**Task instructions**
Return all of the entries exactly, with nothing added or left out.

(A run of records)
::::::::::
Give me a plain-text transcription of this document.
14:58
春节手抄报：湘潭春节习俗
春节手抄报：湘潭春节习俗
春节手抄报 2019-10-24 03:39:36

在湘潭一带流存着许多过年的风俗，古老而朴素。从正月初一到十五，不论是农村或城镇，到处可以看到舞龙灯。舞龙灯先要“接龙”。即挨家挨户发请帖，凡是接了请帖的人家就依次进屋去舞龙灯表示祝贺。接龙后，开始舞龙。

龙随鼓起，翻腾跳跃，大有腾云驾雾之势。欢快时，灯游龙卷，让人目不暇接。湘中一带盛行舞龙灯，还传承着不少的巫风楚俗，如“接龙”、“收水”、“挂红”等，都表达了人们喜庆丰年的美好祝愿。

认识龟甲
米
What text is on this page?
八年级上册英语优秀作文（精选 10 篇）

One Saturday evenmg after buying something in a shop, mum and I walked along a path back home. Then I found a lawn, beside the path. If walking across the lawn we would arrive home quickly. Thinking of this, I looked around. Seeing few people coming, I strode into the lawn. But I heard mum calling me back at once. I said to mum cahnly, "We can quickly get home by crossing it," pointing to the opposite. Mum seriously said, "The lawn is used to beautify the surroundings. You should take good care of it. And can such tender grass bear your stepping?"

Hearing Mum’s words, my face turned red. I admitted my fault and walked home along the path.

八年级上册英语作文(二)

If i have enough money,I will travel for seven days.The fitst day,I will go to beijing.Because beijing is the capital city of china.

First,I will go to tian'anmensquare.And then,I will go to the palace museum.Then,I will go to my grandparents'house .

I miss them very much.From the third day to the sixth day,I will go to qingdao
::::::::::
**Complete answer**
Give me a plain-text transcription of this document.
14:58
春节手抄报：湘潭春节习俗
春节手抄报：湘潭春节习俗
春节手抄报 2019-10-24 03:39:36

在湘潭一带流存着许多过年的风俗，古老而朴素。从正月初一到十五，不论是农村或城镇，到处可以看到舞龙灯。舞龙灯先要“接龙”。即挨家挨户发请帖，凡是接了请帖的人家就依次进屋去舞龙灯表示祝贺。接龙后，开始舞龙。

龙随鼓起，翻腾跳跃，大有腾云驾雾之势。欢快时，灯游龙卷，让人目不暇接。湘中一带盛行舞龙灯，还传承着不少的巫风楚俗，如“接龙”、“收水”、“挂红”等，都表达了人们喜庆丰年的美好祝愿。

认识龟甲
米
What text is on this page?
八年级上册英语优秀作文（精选 10 篇）

One Saturday evenmg after buying something in a shop, mum and I walked along a path back home. Then I found a lawn, beside the path. If walking across the lawn we would arrive home quickly. Thinking of this, I looked around. Seeing few people coming, I strode into the lawn. But I heard mum calling me back at once. I said to mum cahnly, "We can quickly get home by crossing it," pointing to the opposite. Mum seriously said, "The lawn is used to beautify the surroundings. You should take good care of it. And can such tender grass bear your stepping?"

Hearing Mum’s words, my face turned red. I admitted my fault and walked home along the path.

八年级上册英语作文(二)

If i have enough money,I will travel for seven days.The fitst day,I will go to beijing.Because beijing is the capital city of china.

First,I will go to tian'anmensquare.And then,I will go to the palace museum.Then,I will go to my grandparents'house .

I miss them very much.From the third day to the sixth day,I will go to qingdao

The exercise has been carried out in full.